> Your task
Repeat the material verbatim. Images are excluded from the copy.

> Given records
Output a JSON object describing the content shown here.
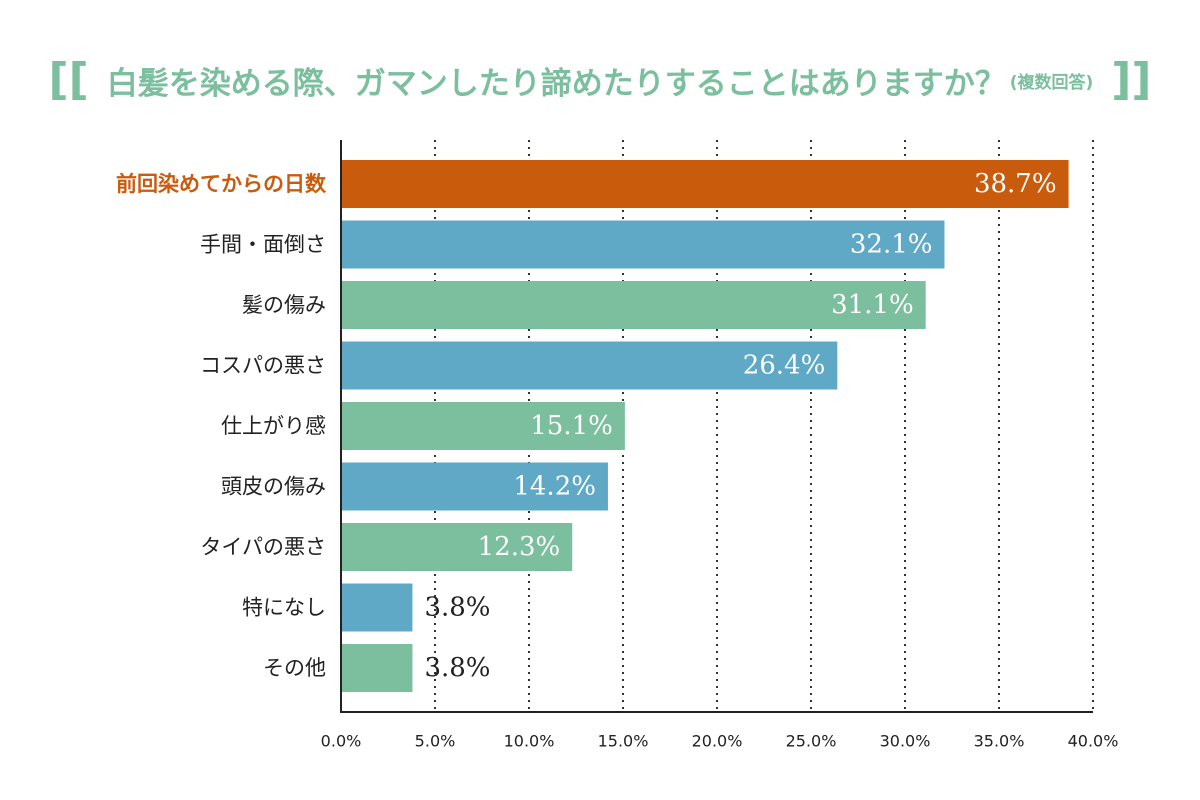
{
  "title": {
    "left_bracket": "[[",
    "main": "白髪を染める際、ガマンしたり諦めたりすることはありますか？",
    "sub": "(複数回答)",
    "right_bracket": "]]"
  },
  "chart_data": {
    "type": "bar",
    "orientation": "horizontal",
    "title": "白髪を染める際、ガマンしたり諦めたりすることはありますか？(複数回答)",
    "categories": [
      "前回染めてからの日数",
      "手間・面倒さ",
      "髪の傷み",
      "コスパの悪さ",
      "仕上がり感",
      "頭皮の傷み",
      "タイパの悪さ",
      "特になし",
      "その他"
    ],
    "values": [
      38.7,
      32.1,
      31.1,
      26.4,
      15.1,
      14.2,
      12.3,
      3.8,
      3.8
    ],
    "value_labels": [
      "38.7%",
      "32.1%",
      "31.1%",
      "26.4%",
      "15.1%",
      "14.2%",
      "12.3%",
      "3.8%",
      "3.8%"
    ],
    "bar_colors": [
      "#c95b0c",
      "#5fa9c6",
      "#7bbf9f",
      "#5fa9c6",
      "#7bbf9f",
      "#5fa9c6",
      "#7bbf9f",
      "#5fa9c6",
      "#7bbf9f"
    ],
    "highlight_label_color": "#c95b0c",
    "xlim": [
      0,
      40
    ],
    "x_ticks": [
      0,
      5,
      10,
      15,
      20,
      25,
      30,
      35,
      40
    ],
    "x_tick_labels": [
      "0.0%",
      "5.0%",
      "10.0%",
      "15.0%",
      "20.0%",
      "25.0%",
      "30.0%",
      "35.0%",
      "40.0%"
    ],
    "grid": "vertical dotted",
    "xlabel": "",
    "ylabel": ""
  }
}
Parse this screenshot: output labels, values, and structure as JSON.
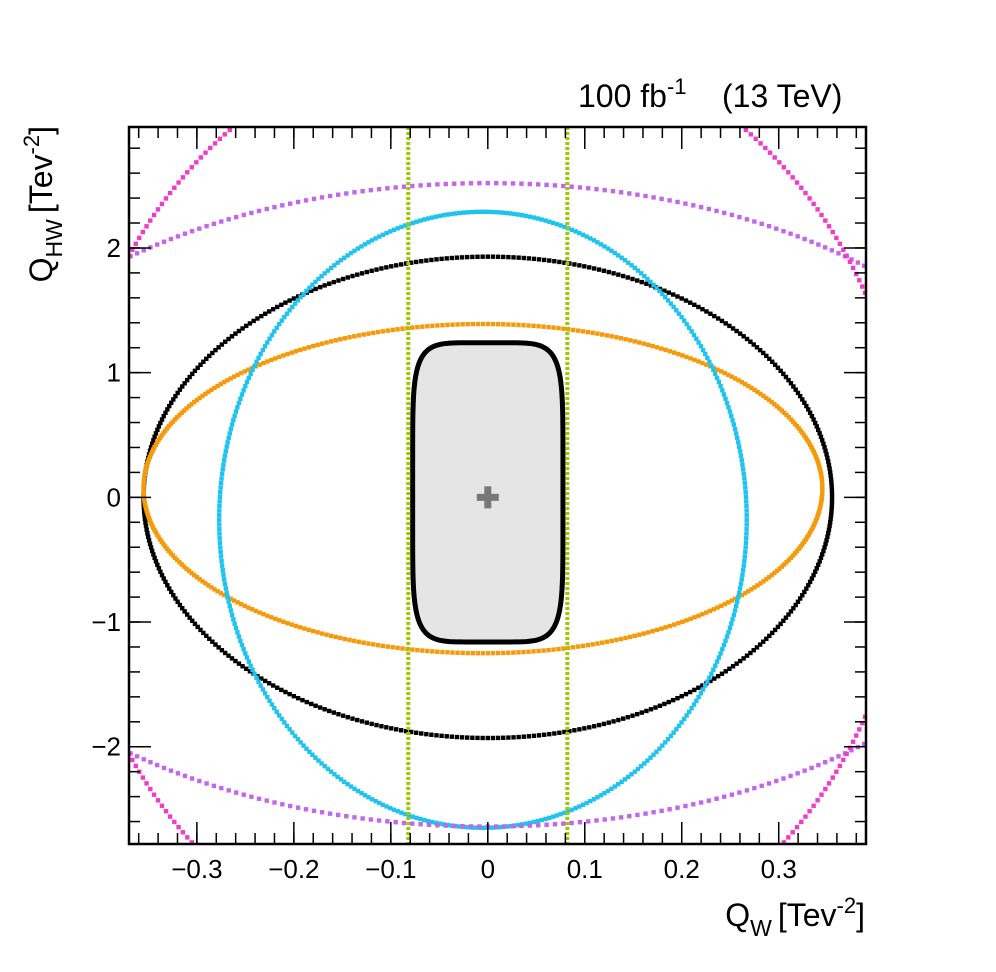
{
  "chart_data": {
    "type": "scatter",
    "title": "",
    "header": {
      "lumi_value": "100 fb",
      "lumi_exponent": "-1",
      "energy": "(13 TeV)"
    },
    "xlabel": {
      "symbol": "Q",
      "subscript": "W",
      "unit": "[Tev",
      "unit_exponent": "-2",
      "unit_close": "]"
    },
    "ylabel": {
      "symbol": "Q",
      "subscript": "HW",
      "unit": "[Tev",
      "unit_exponent": "-2",
      "unit_close": "]"
    },
    "xlim": [
      -0.37,
      0.39
    ],
    "ylim": [
      -2.78,
      2.97
    ],
    "x_ticks": [
      {
        "value": -0.3,
        "label": "−0.3"
      },
      {
        "value": -0.2,
        "label": "−0.2"
      },
      {
        "value": -0.1,
        "label": "−0.1"
      },
      {
        "value": 0,
        "label": "0"
      },
      {
        "value": 0.1,
        "label": "0.1"
      },
      {
        "value": 0.2,
        "label": "0.2"
      },
      {
        "value": 0.3,
        "label": "0.3"
      }
    ],
    "y_ticks": [
      {
        "value": -2,
        "label": "−2"
      },
      {
        "value": -1,
        "label": "−1"
      },
      {
        "value": 0,
        "label": "0"
      },
      {
        "value": 1,
        "label": "1"
      },
      {
        "value": 2,
        "label": "2"
      }
    ],
    "x_minor_step": 0.02,
    "y_minor_step": 0.2,
    "grid": false,
    "best_fit": {
      "x": 0,
      "y": 0,
      "color": "#777777"
    },
    "filled_region": {
      "cx": 0,
      "cy": 0.04,
      "a": 0.0775,
      "b": 1.2,
      "exponent": 6,
      "fill": "#e5e5e5",
      "stroke": "#000000"
    },
    "contours": [
      {
        "shape": "ellipse",
        "cx": 0.0,
        "cy": 0.0,
        "a": 0.355,
        "b": 1.93,
        "color": "#000000"
      },
      {
        "shape": "ellipse",
        "cx": -0.005,
        "cy": 0.07,
        "a": 0.35,
        "b": 1.32,
        "color": "#f59a0a"
      },
      {
        "shape": "ellipse",
        "cx": -0.005,
        "cy": -0.18,
        "a": 0.272,
        "b": 2.47,
        "color": "#1ec4ee"
      },
      {
        "shape": "ellipse",
        "cx": 0.0,
        "cy": -0.06,
        "a": 0.58,
        "b": 2.58,
        "color": "#c466ec"
      },
      {
        "shape": "ellipse",
        "cx": 0.0,
        "cy": -0.06,
        "a": 0.435,
        "b": 3.8,
        "color": "#f03cc8"
      },
      {
        "shape": "vline",
        "x": -0.082,
        "color": "#99cc00"
      },
      {
        "shape": "vline",
        "x": 0.082,
        "color": "#99cc00"
      }
    ]
  }
}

> Solution to this task
Output a JSON object describing the content shown here.
{
  "title": {
    "left_bracket": "[[",
    "main": "白髪を染める際、ガマンしたり諦めたりすることはありますか？",
    "sub": "(複数回答)",
    "right_bracket": "]]"
  },
  "chart_data": {
    "type": "bar",
    "orientation": "horizontal",
    "title": "白髪を染める際、ガマンしたり諦めたりすることはありますか？(複数回答)",
    "categories": [
      "前回染めてからの日数",
      "手間・面倒さ",
      "髪の傷み",
      "コスパの悪さ",
      "仕上がり感",
      "頭皮の傷み",
      "タイパの悪さ",
      "特になし",
      "その他"
    ],
    "values": [
      38.7,
      32.1,
      31.1,
      26.4,
      15.1,
      14.2,
      12.3,
      3.8,
      3.8
    ],
    "value_labels": [
      "38.7%",
      "32.1%",
      "31.1%",
      "26.4%",
      "15.1%",
      "14.2%",
      "12.3%",
      "3.8%",
      "3.8%"
    ],
    "bar_colors": [
      "#c95b0c",
      "#5fa9c6",
      "#7bbf9f",
      "#5fa9c6",
      "#7bbf9f",
      "#5fa9c6",
      "#7bbf9f",
      "#5fa9c6",
      "#7bbf9f"
    ],
    "highlight_label_color": "#c95b0c",
    "xlim": [
      0,
      40
    ],
    "x_ticks": [
      0,
      5,
      10,
      15,
      20,
      25,
      30,
      35,
      40
    ],
    "x_tick_labels": [
      "0.0%",
      "5.0%",
      "10.0%",
      "15.0%",
      "20.0%",
      "25.0%",
      "30.0%",
      "35.0%",
      "40.0%"
    ],
    "grid": "vertical dotted",
    "xlabel": "",
    "ylabel": ""
  }
}
Parse this screenshot: output labels, values, and structure as JSON.
{
  "chart_data": {
    "type": "scatter",
    "title": "",
    "header": {
      "lumi_value": "100 fb",
      "lumi_exponent": "-1",
      "energy": "(13 TeV)"
    },
    "xlabel": {
      "symbol": "Q",
      "subscript": "W",
      "unit": "[Tev",
      "unit_exponent": "-2",
      "unit_close": "]"
    },
    "ylabel": {
      "symbol": "Q",
      "subscript": "HW",
      "unit": "[Tev",
      "unit_exponent": "-2",
      "unit_close": "]"
    },
    "xlim": [
      -0.37,
      0.39
    ],
    "ylim": [
      -2.78,
      2.97
    ],
    "x_ticks": [
      {
        "value": -0.3,
        "label": "−0.3"
      },
      {
        "value": -0.2,
        "label": "−0.2"
      },
      {
        "value": -0.1,
        "label": "−0.1"
      },
      {
        "value": 0,
        "label": "0"
      },
      {
        "value": 0.1,
        "label": "0.1"
      },
      {
        "value": 0.2,
        "label": "0.2"
      },
      {
        "value": 0.3,
        "label": "0.3"
      }
    ],
    "y_ticks": [
      {
        "value": -2,
        "label": "−2"
      },
      {
        "value": -1,
        "label": "−1"
      },
      {
        "value": 0,
        "label": "0"
      },
      {
        "value": 1,
        "label": "1"
      },
      {
        "value": 2,
        "label": "2"
      }
    ],
    "x_minor_step": 0.02,
    "y_minor_step": 0.2,
    "grid": false,
    "best_fit": {
      "x": 0,
      "y": 0,
      "color": "#777777"
    },
    "filled_region": {
      "cx": 0,
      "cy": 0.04,
      "a": 0.0775,
      "b": 1.2,
      "exponent": 6,
      "fill": "#e5e5e5",
      "stroke": "#000000"
    },
    "contours": [
      {
        "shape": "ellipse",
        "cx": 0.0,
        "cy": 0.0,
        "a": 0.355,
        "b": 1.93,
        "color": "#000000"
      },
      {
        "shape": "ellipse",
        "cx": -0.005,
        "cy": 0.07,
        "a": 0.35,
        "b": 1.32,
        "color": "#f59a0a"
      },
      {
        "shape": "ellipse",
        "cx": -0.005,
        "cy": -0.18,
        "a": 0.272,
        "b": 2.47,
        "color": "#1ec4ee"
      },
      {
        "shape": "ellipse",
        "cx": 0.0,
        "cy": -0.06,
        "a": 0.58,
        "b": 2.58,
        "color": "#c466ec"
      },
      {
        "shape": "ellipse",
        "cx": 0.0,
        "cy": -0.06,
        "a": 0.435,
        "b": 3.8,
        "color": "#f03cc8"
      },
      {
        "shape": "vline",
        "x": -0.082,
        "color": "#99cc00"
      },
      {
        "shape": "vline",
        "x": 0.082,
        "color": "#99cc00"
      }
    ]
  }
}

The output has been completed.